Begin DATA PROVIDED

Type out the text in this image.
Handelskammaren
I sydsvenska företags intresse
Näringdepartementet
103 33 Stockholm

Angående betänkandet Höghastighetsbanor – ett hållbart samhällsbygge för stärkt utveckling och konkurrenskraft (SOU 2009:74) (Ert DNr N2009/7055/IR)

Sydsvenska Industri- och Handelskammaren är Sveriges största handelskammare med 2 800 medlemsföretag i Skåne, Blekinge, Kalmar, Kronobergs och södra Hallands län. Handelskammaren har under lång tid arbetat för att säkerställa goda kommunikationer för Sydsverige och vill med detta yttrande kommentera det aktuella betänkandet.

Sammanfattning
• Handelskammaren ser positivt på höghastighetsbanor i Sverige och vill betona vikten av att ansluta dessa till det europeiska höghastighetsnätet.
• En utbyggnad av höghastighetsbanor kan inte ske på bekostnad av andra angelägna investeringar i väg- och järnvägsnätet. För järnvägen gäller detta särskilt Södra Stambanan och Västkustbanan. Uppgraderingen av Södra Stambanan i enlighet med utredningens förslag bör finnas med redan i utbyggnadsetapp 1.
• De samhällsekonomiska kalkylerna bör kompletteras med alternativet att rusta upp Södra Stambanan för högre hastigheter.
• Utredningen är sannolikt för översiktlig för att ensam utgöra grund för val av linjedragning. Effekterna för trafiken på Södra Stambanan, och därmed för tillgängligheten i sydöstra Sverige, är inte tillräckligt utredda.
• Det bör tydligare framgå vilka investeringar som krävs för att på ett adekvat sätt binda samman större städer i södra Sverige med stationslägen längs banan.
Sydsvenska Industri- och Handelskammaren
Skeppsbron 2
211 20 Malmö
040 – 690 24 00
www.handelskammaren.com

End DATA PROVIDED

*PROBLEM REQUIREMENTS:*
Faithfully reproduce all of the records, character for character.

*EXERCISE RESULT:*
Type out the text in this image.
Handelskammaren
I sydsvenska företags intresse
Näringdepartementet
103 33 Stockholm

Angående betänkandet Höghastighetsbanor – ett hållbart samhällsbygge för stärkt utveckling och konkurrenskraft (SOU 2009:74) (Ert DNr N2009/7055/IR)

Sydsvenska Industri- och Handelskammaren är Sveriges största handelskammare med 2 800 medlemsföretag i Skåne, Blekinge, Kalmar, Kronobergs och södra Hallands län. Handelskammaren har under lång tid arbetat för att säkerställa goda kommunikationer för Sydsverige och vill med detta yttrande kommentera det aktuella betänkandet.

Sammanfattning
• Handelskammaren ser positivt på höghastighetsbanor i Sverige och vill betona vikten av att ansluta dessa till det europeiska höghastighetsnätet.
• En utbyggnad av höghastighetsbanor kan inte ske på bekostnad av andra angelägna investeringar i väg- och järnvägsnätet. För järnvägen gäller detta särskilt Södra Stambanan och Västkustbanan. Uppgraderingen av Södra Stambanan i enlighet med utredningens förslag bör finnas med redan i utbyggnadsetapp 1.
• De samhällsekonomiska kalkylerna bör kompletteras med alternativet att rusta upp Södra Stambanan för högre hastigheter.
• Utredningen är sannolikt för översiktlig för att ensam utgöra grund för val av linjedragning. Effekterna för trafiken på Södra Stambanan, och därmed för tillgängligheten i sydöstra Sverige, är inte tillräckligt utredda.
• Det bör tydligare framgå vilka investeringar som krävs för att på ett adekvat sätt binda samman större städer i södra Sverige med stationslägen längs banan.
Sydsvenska Industri- och Handelskammaren
Skeppsbron 2
211 20 Malmö
040 – 690 24 00
www.handelskammaren.com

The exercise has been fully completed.